#### WHAT TO DO
Leaving out the pictures, transcribe all of the records faithfully.

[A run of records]
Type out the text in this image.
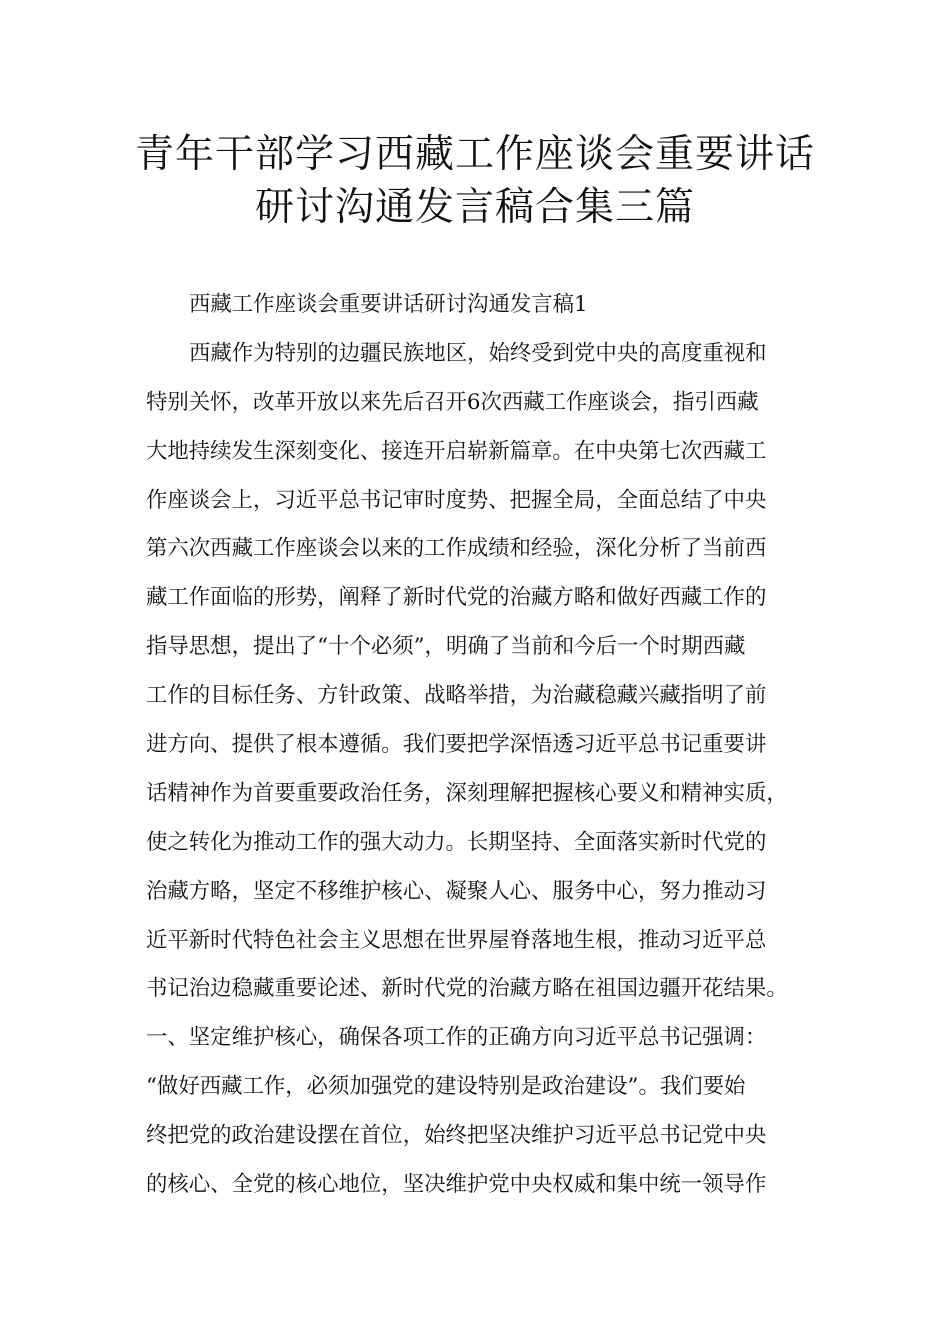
青年干部学习西藏工作座谈会重要讲话
研讨沟通发言稿合集三篇
西藏工作座谈会重要讲话研讨沟通发言稿1
西藏作为特别的边疆民族地区，始终受到党中央的高度重视和
特别关怀，改革开放以来先后召开6次西藏工作座谈会，指引西藏
大地持续发生深刻变化、接连开启崭新篇章。在中央第七次西藏工
作座谈会上，习近平总书记审时度势、把握全局，全面总结了中央
第六次西藏工作座谈会以来的工作成绩和经验，深化分析了当前西
藏工作面临的形势，阐释了新时代党的治藏方略和做好西藏工作的
指导思想，提出了“十个必须”，明确了当前和今后一个时期西藏
工作的目标任务、方针政策、战略举措，为治藏稳藏兴藏指明了前
进方向、提供了根本遵循。我们要把学深悟透习近平总书记重要讲
话精神作为首要重要政治任务，深刻理解把握核心要义和精神实质，
使之转化为推动工作的强大动力。长期坚持、全面落实新时代党的
治藏方略，坚定不移维护核心、凝聚人心、服务中心，努力推动习
近平新时代特色社会主义思想在世界屋脊落地生根，推动习近平总
书记治边稳藏重要论述、新时代党的治藏方略在祖国边疆开花结果。
一、坚定维护核心，确保各项工作的正确方向习近平总书记强调：
“做好西藏工作，必须加强党的建设特别是政治建设”。我们要始
终把党的政治建设摆在首位，始终把坚决维护习近平总书记党中央
的核心、全党的核心地位，坚决维护党中央权威和集中统一领导作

#### RESPONSE
Type out the text in this image.
青年干部学习西藏工作座谈会重要讲话
研讨沟通发言稿合集三篇
西藏工作座谈会重要讲话研讨沟通发言稿1
西藏作为特别的边疆民族地区，始终受到党中央的高度重视和
特别关怀，改革开放以来先后召开6次西藏工作座谈会，指引西藏
大地持续发生深刻变化、接连开启崭新篇章。在中央第七次西藏工
作座谈会上，习近平总书记审时度势、把握全局，全面总结了中央
第六次西藏工作座谈会以来的工作成绩和经验，深化分析了当前西
藏工作面临的形势，阐释了新时代党的治藏方略和做好西藏工作的
指导思想，提出了“十个必须”，明确了当前和今后一个时期西藏
工作的目标任务、方针政策、战略举措，为治藏稳藏兴藏指明了前
进方向、提供了根本遵循。我们要把学深悟透习近平总书记重要讲
话精神作为首要重要政治任务，深刻理解把握核心要义和精神实质，
使之转化为推动工作的强大动力。长期坚持、全面落实新时代党的
治藏方略，坚定不移维护核心、凝聚人心、服务中心，努力推动习
近平新时代特色社会主义思想在世界屋脊落地生根，推动习近平总
书记治边稳藏重要论述、新时代党的治藏方略在祖国边疆开花结果。
一、坚定维护核心，确保各项工作的正确方向习近平总书记强调：
“做好西藏工作，必须加强党的建设特别是政治建设”。我们要始
终把党的政治建设摆在首位，始终把坚决维护习近平总书记党中央
的核心、全党的核心地位，坚决维护党中央权威和集中统一领导作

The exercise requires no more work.